Exercise aim: In the material below, find how many lines contain the string "grid". Write only that number.

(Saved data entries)
#####
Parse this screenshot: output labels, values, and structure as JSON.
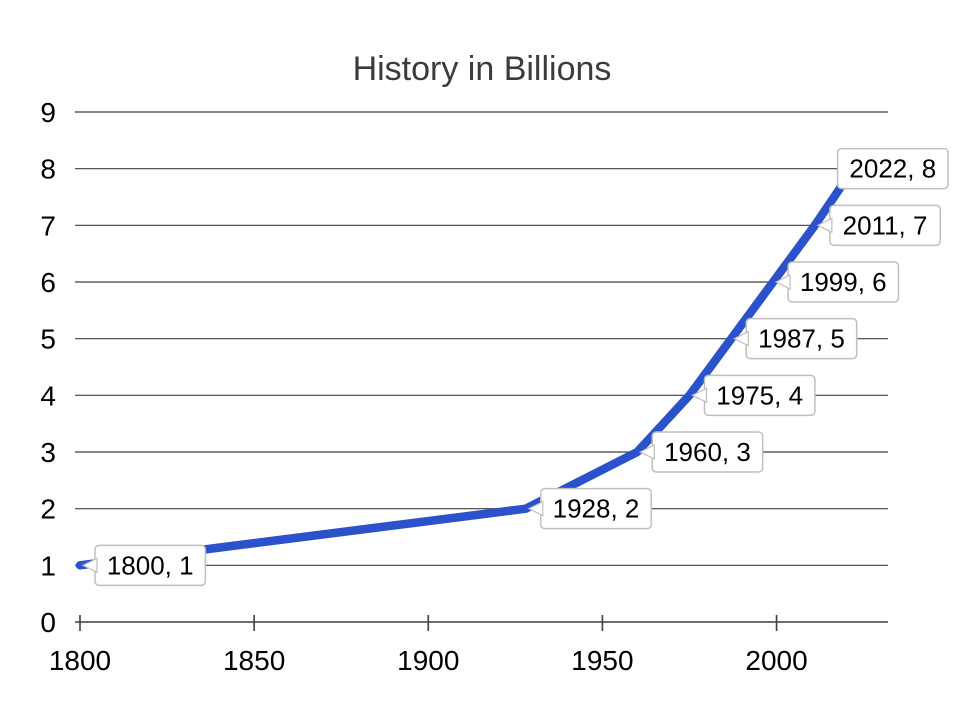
{
  "chart_data": {
    "type": "line",
    "title": "History in Billions",
    "x": [
      1800,
      1928,
      1960,
      1975,
      1987,
      1999,
      2011,
      2022
    ],
    "y": [
      1,
      2,
      3,
      4,
      5,
      6,
      7,
      8
    ],
    "point_labels": [
      "1800, 1",
      "1928, 2",
      "1960, 3",
      "1975, 4",
      "1987, 5",
      "1999, 6",
      "2011, 7",
      "2022, 8"
    ],
    "x_ticks": [
      1800,
      1850,
      1900,
      1950,
      2000
    ],
    "y_ticks": [
      0,
      1,
      2,
      3,
      4,
      5,
      6,
      7,
      8,
      9
    ],
    "xlim": [
      1800,
      2032
    ],
    "ylim": [
      0,
      9
    ],
    "xlabel": "",
    "ylabel": "",
    "grid": "horizontal",
    "legend": "none",
    "colors": {
      "line": "#2b52cb",
      "grid": "#3f3f3f",
      "text": "#000000",
      "title": "#3b3b3b",
      "callout_bg": "#ffffff",
      "callout_border": "#bfbfbf"
    }
  }
}
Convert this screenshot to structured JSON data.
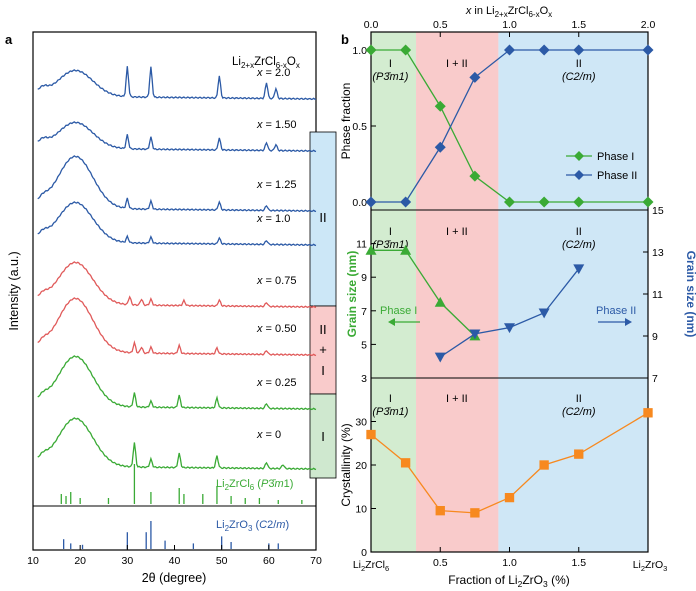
{
  "panel_a": {
    "panel_label": "a",
    "series_formula": "Li2+xZrCl6-xOx",
    "ylabel": "Intensity (a.u.)",
    "xlabel": "2θ (degree)",
    "x_ticks": [
      10,
      20,
      30,
      40,
      50,
      60,
      70
    ],
    "phase_bands": [
      {
        "label": "II",
        "color": "#cce7f7"
      },
      {
        "label": "II + I",
        "color": "#f9cbcb"
      },
      {
        "label": "I",
        "color": "#cfe8cf"
      }
    ],
    "ref1_label": "Li2ZrCl6 (P3̄m1)",
    "ref2_label": "Li2ZrO3 (C2/m)"
  },
  "panel_b": {
    "panel_label": "b",
    "top_axis_label": "x in Li2+xZrCl6-xOx",
    "top_ticks": [
      "0.0",
      "0.5",
      "1.0",
      "1.5",
      "2.0"
    ],
    "bottom_ticks": [
      "0.0",
      "0.5",
      "1.0",
      "1.5",
      "2.0"
    ],
    "bottom_end_left": "Li2ZrCl6",
    "bottom_end_right": "Li2ZrO3",
    "xlabel": "Fraction of Li2ZrO3 (%)",
    "region_labels": {
      "I": "I",
      "I_sub": "(P3̄m1)",
      "mix": "I + II",
      "II": "II",
      "II_sub": "(C2/m)"
    }
  },
  "chart_data": [
    {
      "type": "line",
      "title": "XRD patterns of Li2+xZrCl6-xOx",
      "xlabel": "2θ (degree)",
      "ylabel": "Intensity (a.u.)",
      "xlim": [
        10,
        70
      ],
      "series": [
        {
          "name": "x = 2.0",
          "color": "#2c5aa6",
          "offset": 8
        },
        {
          "name": "x = 1.50",
          "color": "#2c5aa6",
          "offset": 7
        },
        {
          "name": "x = 1.25",
          "color": "#2c5aa6",
          "offset": 6
        },
        {
          "name": "x = 1.0",
          "color": "#2c5aa6",
          "offset": 5
        },
        {
          "name": "x = 0.75",
          "color": "#e05a5a",
          "offset": 4
        },
        {
          "name": "x = 0.50",
          "color": "#e05a5a",
          "offset": 3
        },
        {
          "name": "x = 0.25",
          "color": "#3aaa35",
          "offset": 2
        },
        {
          "name": "x = 0",
          "color": "#3aaa35",
          "offset": 1
        }
      ],
      "reference_patterns": [
        {
          "name": "Li2ZrCl6 (P3̄m1)",
          "color": "#3aaa35",
          "peaks_2theta": [
            16,
            17,
            18,
            20,
            26,
            31.5,
            35,
            41,
            42,
            46,
            49,
            52,
            55,
            58,
            62,
            67
          ],
          "intensity": [
            0.25,
            0.2,
            0.3,
            0.15,
            0.15,
            1.0,
            0.3,
            0.4,
            0.25,
            0.25,
            0.45,
            0.2,
            0.15,
            0.15,
            0.1,
            0.1
          ]
        },
        {
          "name": "Li2ZrO3 (C2/m)",
          "color": "#2c5aa6",
          "peaks_2theta": [
            16.5,
            18,
            20.5,
            30,
            34,
            35,
            38,
            44,
            50,
            52,
            60,
            62
          ],
          "intensity": [
            0.35,
            0.2,
            0.15,
            0.6,
            0.6,
            1.0,
            0.3,
            0.2,
            0.45,
            0.25,
            0.2,
            0.2
          ]
        }
      ]
    },
    {
      "type": "line",
      "title": "Phase fraction",
      "ylabel": "Phase fraction",
      "xlabel": "x in Li2+xZrCl6-xOx",
      "xlim": [
        0,
        2.0
      ],
      "ylim": [
        0,
        1.0
      ],
      "yticks": [
        0,
        0.5,
        1.0
      ],
      "series": [
        {
          "name": "Phase I",
          "color": "#3aaa35",
          "marker": "diamond",
          "x": [
            0,
            0.25,
            0.5,
            0.75,
            1.0,
            1.25,
            1.5,
            2.0
          ],
          "y": [
            1.0,
            1.0,
            0.63,
            0.17,
            0,
            0,
            0,
            0
          ]
        },
        {
          "name": "Phase II",
          "color": "#2c5aa6",
          "marker": "diamond",
          "x": [
            0,
            0.25,
            0.5,
            0.75,
            1.0,
            1.25,
            1.5,
            2.0
          ],
          "y": [
            0,
            0,
            0.36,
            0.82,
            1.0,
            1.0,
            1.0,
            1.0
          ]
        }
      ]
    },
    {
      "type": "line",
      "title": "Grain size",
      "xlabel": "x in Li2+xZrCl6-xOx",
      "ylabel_left": "Grain size (nm)",
      "ylabel_right": "Grain size (nm)",
      "left_axis": {
        "ylim": [
          3,
          13
        ],
        "yticks": [
          3,
          5,
          7,
          9,
          11
        ]
      },
      "right_axis": {
        "ylim": [
          7,
          15
        ],
        "yticks": [
          7,
          9,
          11,
          13,
          15
        ]
      },
      "arrows": [
        {
          "text": "Phase I",
          "direction": "left"
        },
        {
          "text": "Phase II",
          "direction": "right"
        }
      ],
      "series": [
        {
          "name": "Phase I",
          "color": "#3aaa35",
          "marker": "triangle",
          "axis": "left",
          "x": [
            0,
            0.25,
            0.5,
            0.75
          ],
          "y": [
            10.6,
            10.6,
            7.5,
            5.5
          ]
        },
        {
          "name": "Phase II",
          "color": "#2c5aa6",
          "marker": "triangle-down",
          "axis": "right",
          "x": [
            0.5,
            0.75,
            1.0,
            1.25,
            1.5
          ],
          "y": [
            8.0,
            9.1,
            9.4,
            10.1,
            12.2
          ]
        }
      ]
    },
    {
      "type": "line",
      "title": "Crystallinity",
      "xlabel": "Fraction of Li2ZrO3 (%)",
      "ylabel": "Crystallinity (%)",
      "xlim": [
        0,
        2.0
      ],
      "ylim": [
        0,
        40
      ],
      "yticks": [
        0,
        10,
        20,
        30
      ],
      "series": [
        {
          "name": "Crystallinity",
          "color": "#f7891f",
          "marker": "square",
          "x": [
            0,
            0.25,
            0.5,
            0.75,
            1.0,
            1.25,
            1.5,
            2.0
          ],
          "y": [
            27,
            20.5,
            9.5,
            9,
            12.5,
            20,
            22.5,
            32
          ]
        }
      ]
    }
  ]
}
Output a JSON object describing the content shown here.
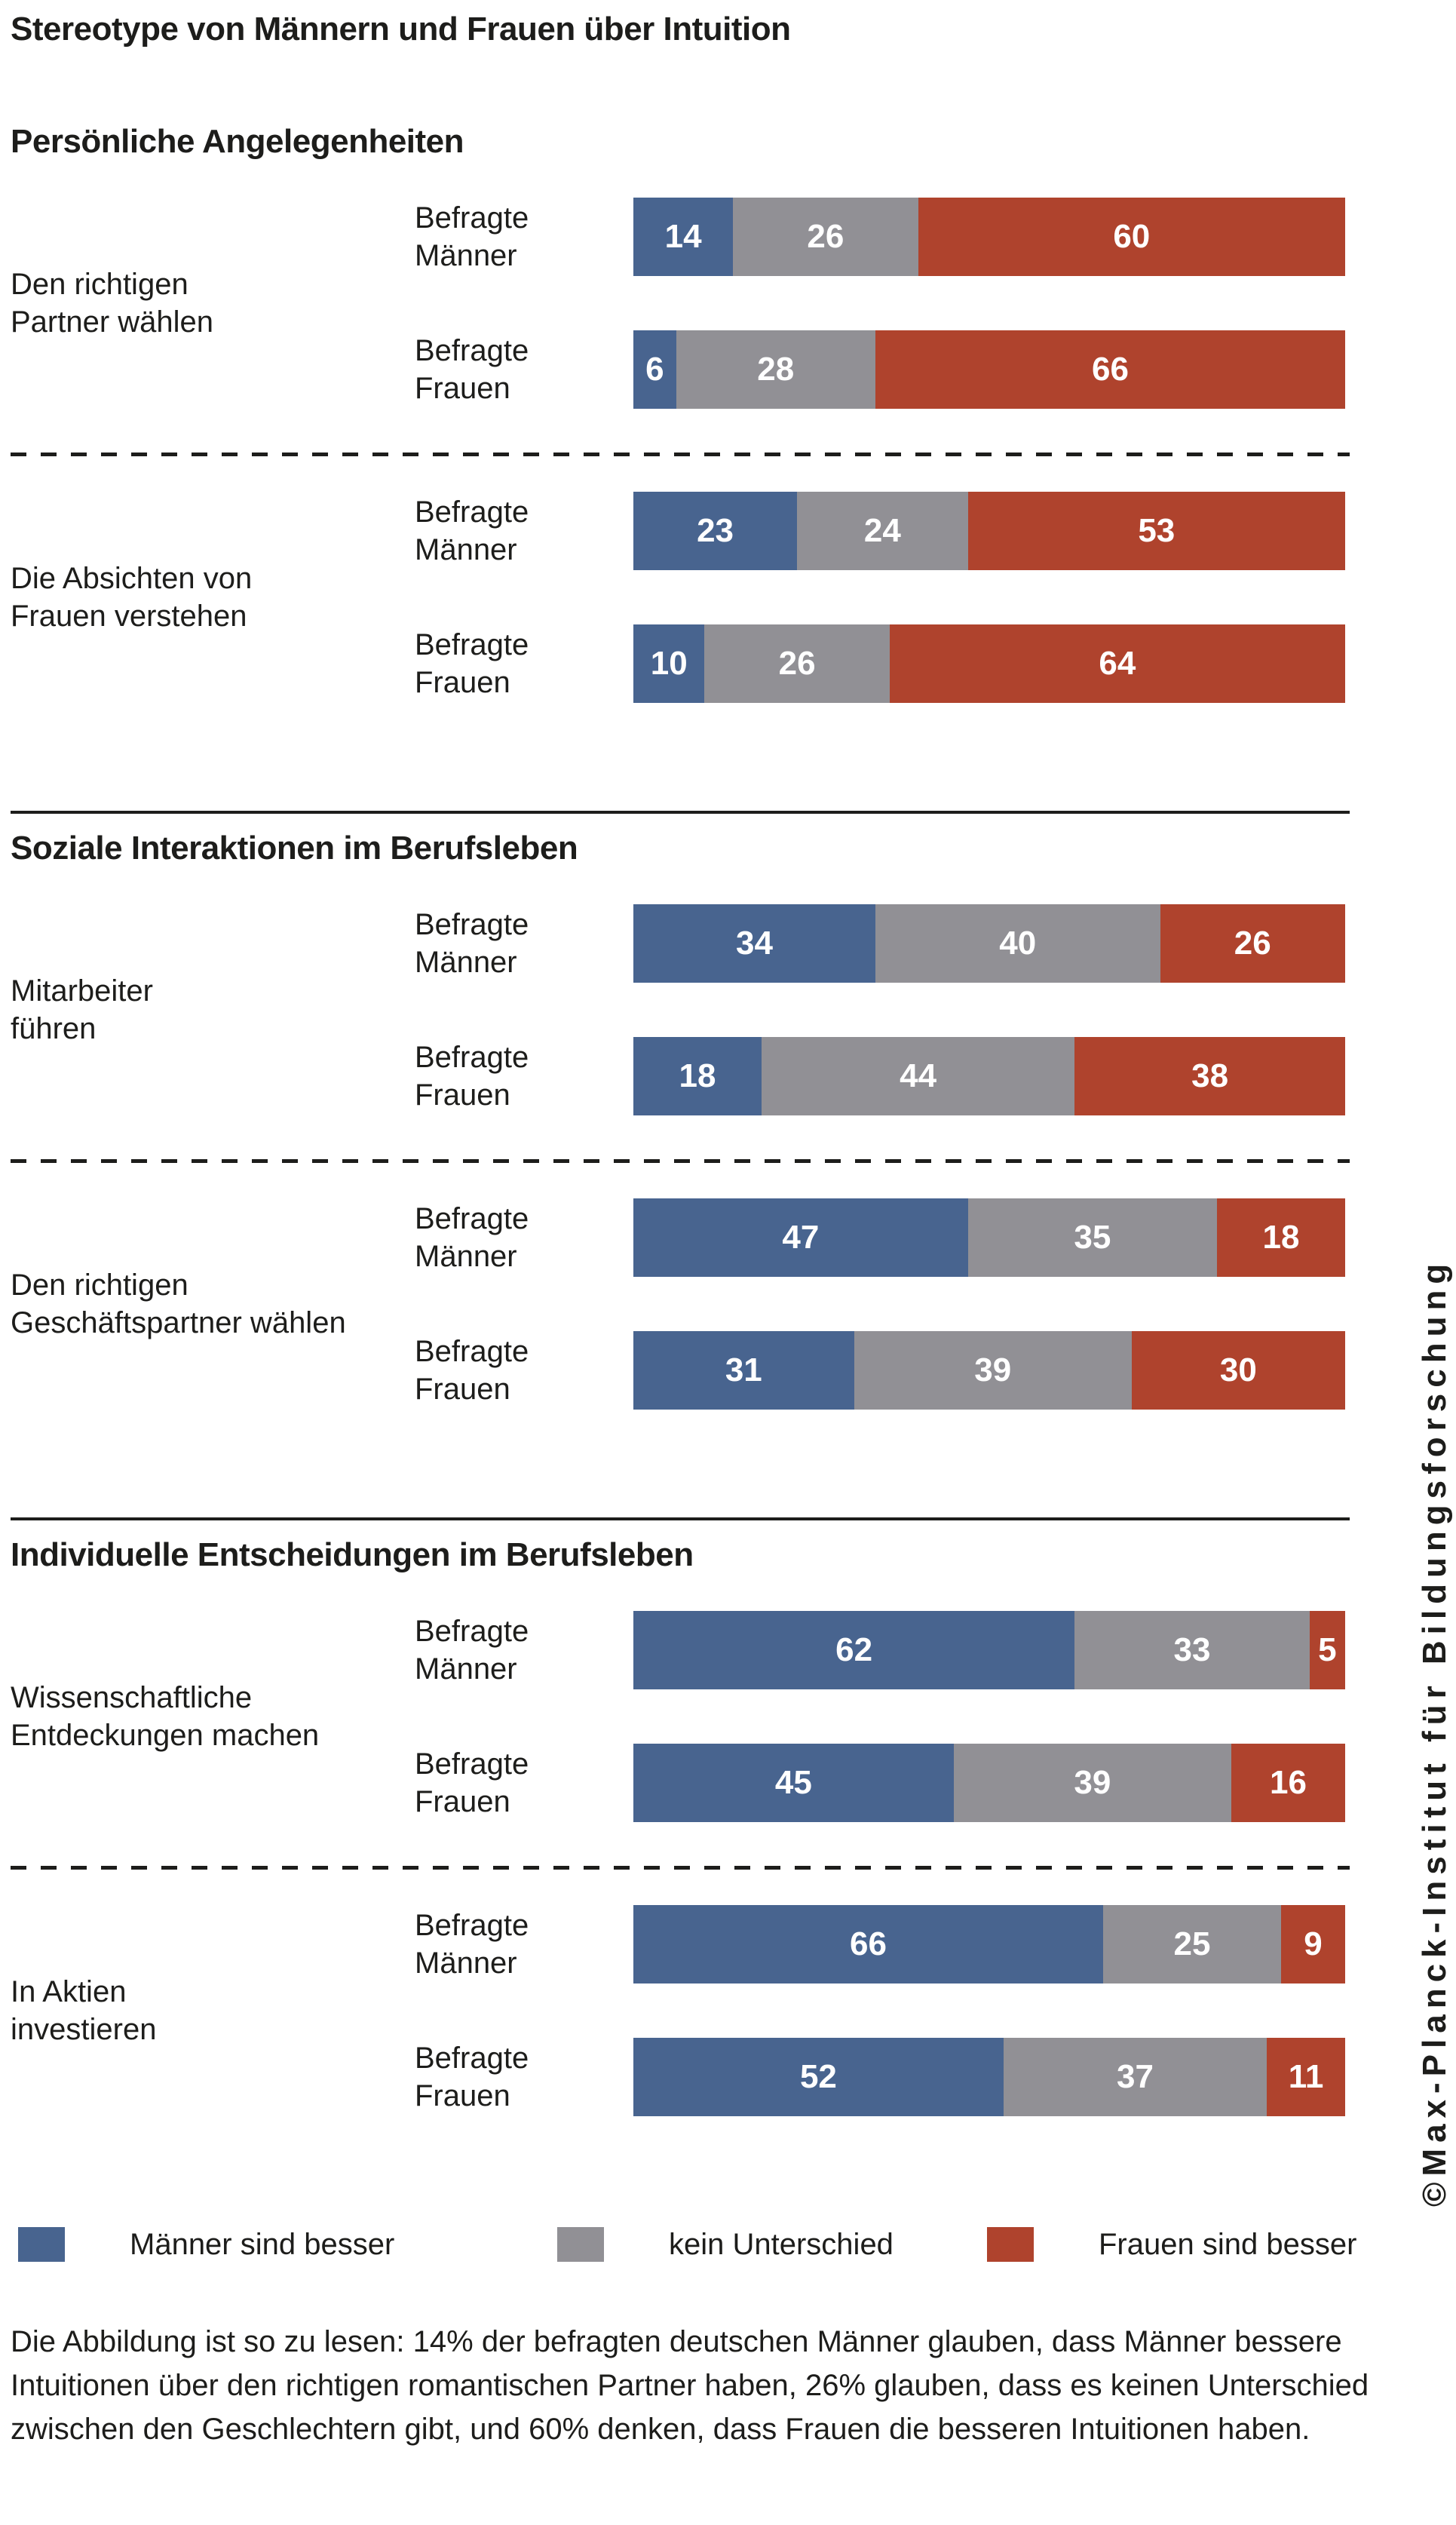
{
  "page": {
    "title": "Stereotype von Männern und Frauen über Intuition",
    "caption": "Die Abbildung ist so zu lesen: 14% der befragten deutschen Männer glauben, dass Männer bessere Intuitionen über den richtigen romantischen Partner haben, 26% glauben, dass es keinen Unterschied zwischen den Geschlechtern gibt, und 60% denken, dass Frauen die besseren Intuitionen haben.",
    "credit": "©Max-Planck-Institut für Bildungsforschung"
  },
  "colors": {
    "men_better": "#48648F",
    "no_difference": "#919095",
    "women_better": "#AF432D",
    "text": "#1D1D1B",
    "value_text": "#FFFFFF"
  },
  "chart_data": {
    "type": "bar",
    "variant": "horizontal-stacked",
    "unit": "percent",
    "axis_range": [
      0,
      100
    ],
    "grid": false,
    "legend_position": "bottom",
    "series": [
      {
        "label": "Männer sind besser",
        "color_key": "men_better",
        "name": "men-better"
      },
      {
        "label": "kein Unterschied",
        "color_key": "no_difference",
        "name": "no-difference"
      },
      {
        "label": "Frauen sind besser",
        "color_key": "women_better",
        "name": "women-better"
      }
    ],
    "sections": [
      {
        "header": "Persönliche Angelegenheiten",
        "groups": [
          {
            "label": "Den richtigen\nPartner wählen",
            "rows": [
              {
                "label": "Befragte\nMänner",
                "values": [
                  14,
                  26,
                  60
                ]
              },
              {
                "label": "Befragte\nFrauen",
                "values": [
                  6,
                  28,
                  66
                ]
              }
            ]
          },
          {
            "label": "Die Absichten von\nFrauen verstehen",
            "rows": [
              {
                "label": "Befragte\nMänner",
                "values": [
                  23,
                  24,
                  53
                ]
              },
              {
                "label": "Befragte\nFrauen",
                "values": [
                  10,
                  26,
                  64
                ]
              }
            ]
          }
        ]
      },
      {
        "header": "Soziale Interaktionen im Berufsleben",
        "groups": [
          {
            "label": "Mitarbeiter\nführen",
            "rows": [
              {
                "label": "Befragte\nMänner",
                "values": [
                  34,
                  40,
                  26
                ]
              },
              {
                "label": "Befragte\nFrauen",
                "values": [
                  18,
                  44,
                  38
                ]
              }
            ]
          },
          {
            "label": "Den richtigen\nGeschäftspartner wählen",
            "rows": [
              {
                "label": "Befragte\nMänner",
                "values": [
                  47,
                  35,
                  18
                ]
              },
              {
                "label": "Befragte\nFrauen",
                "values": [
                  31,
                  39,
                  30
                ]
              }
            ]
          }
        ]
      },
      {
        "header": "Individuelle Entscheidungen im Berufsleben",
        "groups": [
          {
            "label": "Wissenschaftliche\nEntdeckungen machen",
            "rows": [
              {
                "label": "Befragte\nMänner",
                "values": [
                  62,
                  33,
                  5
                ]
              },
              {
                "label": "Befragte\nFrauen",
                "values": [
                  45,
                  39,
                  16
                ]
              }
            ]
          },
          {
            "label": "In Aktien\ninvestieren",
            "rows": [
              {
                "label": "Befragte\nMänner",
                "values": [
                  66,
                  25,
                  9
                ]
              },
              {
                "label": "Befragte\nFrauen",
                "values": [
                  52,
                  37,
                  11
                ]
              }
            ]
          }
        ]
      }
    ]
  }
}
#####
Expected output: 3